*WHAT YOU SHOULD DO*
Search the entries below. Return every line that has "asiaa" in it.

== STORED DATA

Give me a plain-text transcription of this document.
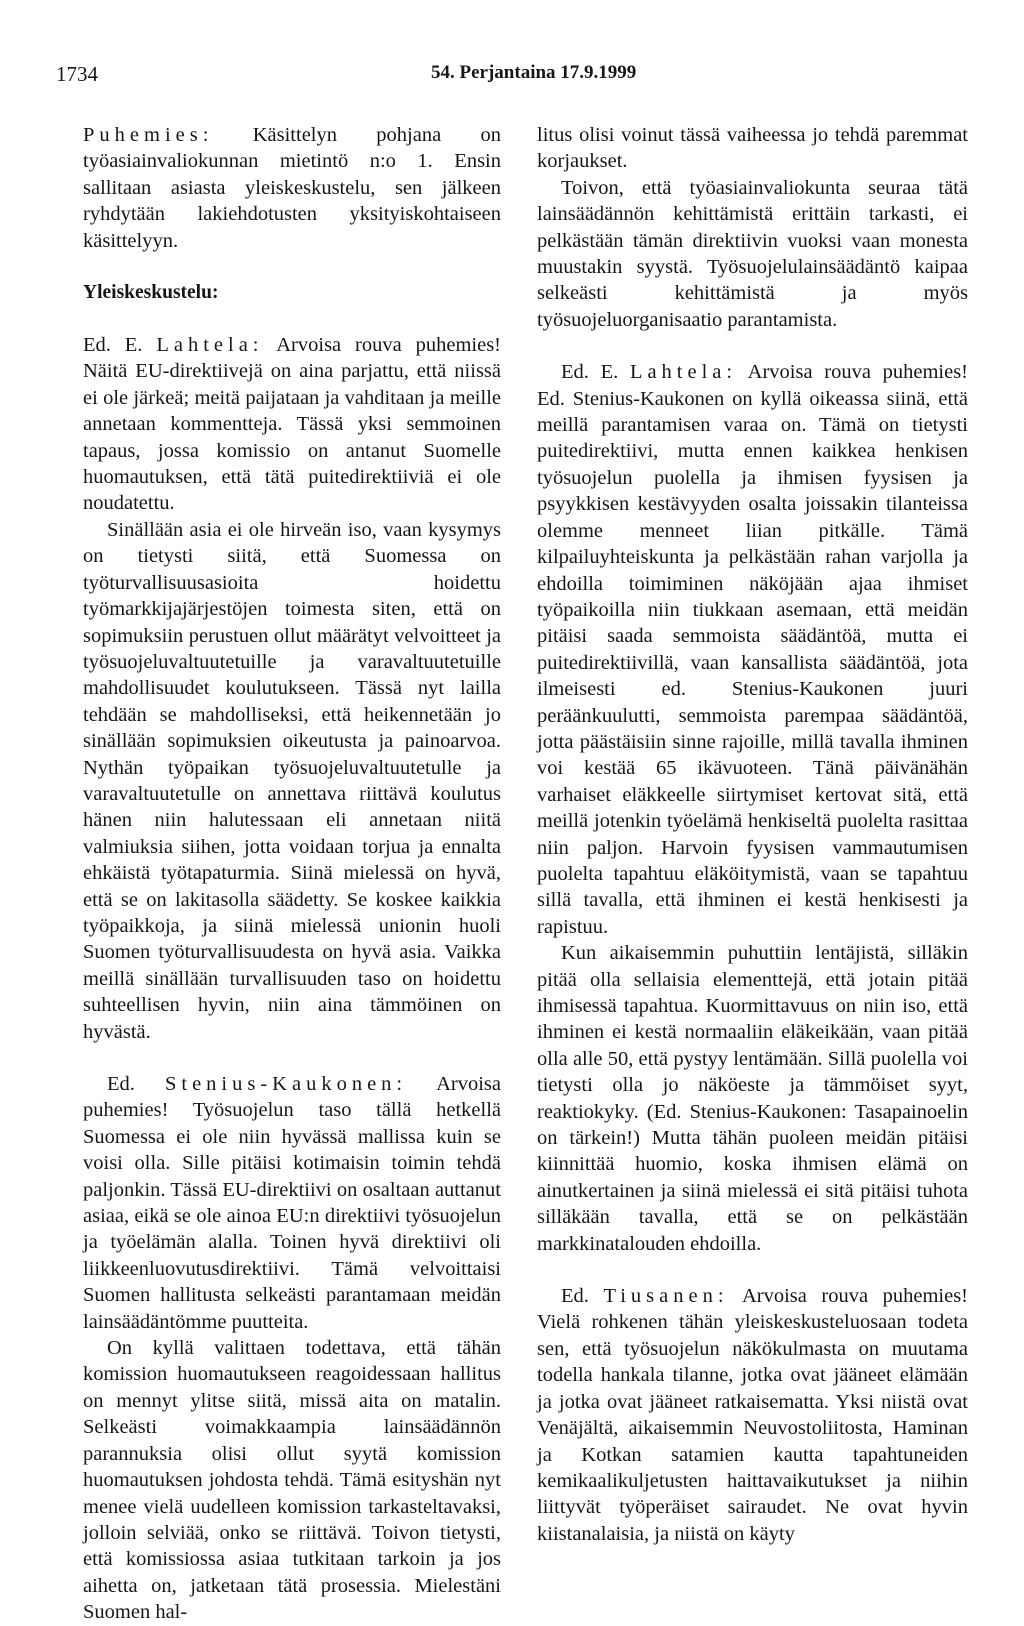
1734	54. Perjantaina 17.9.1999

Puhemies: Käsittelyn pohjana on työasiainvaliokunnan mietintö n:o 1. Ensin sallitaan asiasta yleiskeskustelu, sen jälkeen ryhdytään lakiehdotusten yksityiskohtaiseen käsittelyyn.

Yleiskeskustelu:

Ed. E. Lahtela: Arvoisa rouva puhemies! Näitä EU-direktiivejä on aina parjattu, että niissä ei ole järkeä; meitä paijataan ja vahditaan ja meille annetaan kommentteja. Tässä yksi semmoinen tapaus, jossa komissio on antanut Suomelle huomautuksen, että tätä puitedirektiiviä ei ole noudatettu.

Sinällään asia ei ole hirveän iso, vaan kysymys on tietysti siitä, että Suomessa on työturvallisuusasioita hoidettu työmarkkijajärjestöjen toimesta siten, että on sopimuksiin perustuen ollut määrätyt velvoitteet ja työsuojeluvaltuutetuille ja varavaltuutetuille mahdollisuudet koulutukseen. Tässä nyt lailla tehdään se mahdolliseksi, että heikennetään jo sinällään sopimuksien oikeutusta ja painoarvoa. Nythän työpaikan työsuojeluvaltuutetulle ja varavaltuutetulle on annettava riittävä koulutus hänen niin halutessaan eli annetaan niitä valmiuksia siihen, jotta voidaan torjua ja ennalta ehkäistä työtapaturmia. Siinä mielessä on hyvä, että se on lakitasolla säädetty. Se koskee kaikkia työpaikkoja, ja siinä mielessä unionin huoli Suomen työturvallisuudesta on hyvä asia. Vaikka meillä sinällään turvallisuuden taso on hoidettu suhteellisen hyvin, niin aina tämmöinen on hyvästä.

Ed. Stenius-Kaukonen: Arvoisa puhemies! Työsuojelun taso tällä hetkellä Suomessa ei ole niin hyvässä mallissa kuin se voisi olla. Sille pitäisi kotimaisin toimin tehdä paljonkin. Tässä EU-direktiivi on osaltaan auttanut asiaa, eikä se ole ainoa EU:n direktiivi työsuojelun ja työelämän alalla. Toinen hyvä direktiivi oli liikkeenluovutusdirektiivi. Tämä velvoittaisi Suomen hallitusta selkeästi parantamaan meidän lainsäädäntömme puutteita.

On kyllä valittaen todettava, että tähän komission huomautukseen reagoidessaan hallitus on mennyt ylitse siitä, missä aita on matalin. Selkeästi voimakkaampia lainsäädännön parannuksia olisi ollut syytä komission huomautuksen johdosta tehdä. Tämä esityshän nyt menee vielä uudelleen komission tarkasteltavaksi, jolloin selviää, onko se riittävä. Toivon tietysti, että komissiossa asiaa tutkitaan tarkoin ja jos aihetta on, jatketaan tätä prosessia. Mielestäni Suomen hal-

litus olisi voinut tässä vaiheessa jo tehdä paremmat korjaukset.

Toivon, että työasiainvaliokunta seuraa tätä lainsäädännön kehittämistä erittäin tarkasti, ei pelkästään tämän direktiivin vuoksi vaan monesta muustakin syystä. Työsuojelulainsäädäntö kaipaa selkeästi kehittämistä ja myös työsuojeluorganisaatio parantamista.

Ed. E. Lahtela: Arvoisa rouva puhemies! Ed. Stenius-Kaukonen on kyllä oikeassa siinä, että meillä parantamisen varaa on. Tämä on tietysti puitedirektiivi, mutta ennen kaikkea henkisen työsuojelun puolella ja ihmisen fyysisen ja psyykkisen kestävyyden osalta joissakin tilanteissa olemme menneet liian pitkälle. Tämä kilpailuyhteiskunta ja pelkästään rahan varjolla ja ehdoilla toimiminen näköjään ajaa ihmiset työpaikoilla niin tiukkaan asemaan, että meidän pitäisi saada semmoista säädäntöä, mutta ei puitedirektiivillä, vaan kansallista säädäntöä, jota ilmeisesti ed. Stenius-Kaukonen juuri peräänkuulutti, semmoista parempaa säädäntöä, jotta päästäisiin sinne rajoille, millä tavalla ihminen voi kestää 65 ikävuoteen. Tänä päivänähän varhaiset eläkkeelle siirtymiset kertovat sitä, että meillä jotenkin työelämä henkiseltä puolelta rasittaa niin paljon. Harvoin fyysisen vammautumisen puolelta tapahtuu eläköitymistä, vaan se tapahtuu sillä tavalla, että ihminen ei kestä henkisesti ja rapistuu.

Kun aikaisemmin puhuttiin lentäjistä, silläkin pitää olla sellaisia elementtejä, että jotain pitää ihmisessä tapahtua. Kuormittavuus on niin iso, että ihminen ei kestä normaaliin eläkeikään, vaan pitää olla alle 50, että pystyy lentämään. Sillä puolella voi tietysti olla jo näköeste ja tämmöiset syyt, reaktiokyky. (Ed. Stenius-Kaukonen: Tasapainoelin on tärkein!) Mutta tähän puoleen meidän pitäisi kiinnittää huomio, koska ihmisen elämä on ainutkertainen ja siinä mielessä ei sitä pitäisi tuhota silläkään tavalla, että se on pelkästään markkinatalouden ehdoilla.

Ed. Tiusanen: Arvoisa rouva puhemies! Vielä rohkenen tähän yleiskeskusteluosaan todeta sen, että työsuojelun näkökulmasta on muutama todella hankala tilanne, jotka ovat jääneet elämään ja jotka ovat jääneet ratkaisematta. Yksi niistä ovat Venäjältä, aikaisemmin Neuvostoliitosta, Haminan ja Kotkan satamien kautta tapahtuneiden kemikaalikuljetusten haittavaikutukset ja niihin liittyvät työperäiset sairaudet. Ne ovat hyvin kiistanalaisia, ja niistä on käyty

====

*REPLY TO THE EXERCISE*
Ed. Stenius-Kaukonen: Arvoisa puhemies! Työsuojelun taso tällä hetkellä Suomessa ei ole niin hyvässä mallissa kuin se voisi olla. Sille pitäisi kotimaisin toimin tehdä paljonkin. Tässä EU-direktiivi on osaltaan auttanut asiaa, eikä se ole ainoa EU:n direktiivi työsuojelun ja työelämän alalla. Toinen hyvä direktiivi oli liikkeenluovutusdirektiivi. Tämä velvoittaisi Suomen hallitusta selkeästi parantamaan meidän lainsäädäntömme puutteita.
On kyllä valittaen todettava, että tähän komission huomautukseen reagoidessaan hallitus on mennyt ylitse siitä, missä aita on matalin. Selkeästi voimakkaampia lainsäädännön parannuksia olisi ollut syytä komission huomautuksen johdosta tehdä. Tämä esityshän nyt menee vielä uudelleen komission tarkasteltavaksi, jolloin selviää, onko se riittävä. Toivon tietysti, että komissiossa asiaa tutkitaan tarkoin ja jos aihetta on, jatketaan tätä prosessia. Mielestäni Suomen hal-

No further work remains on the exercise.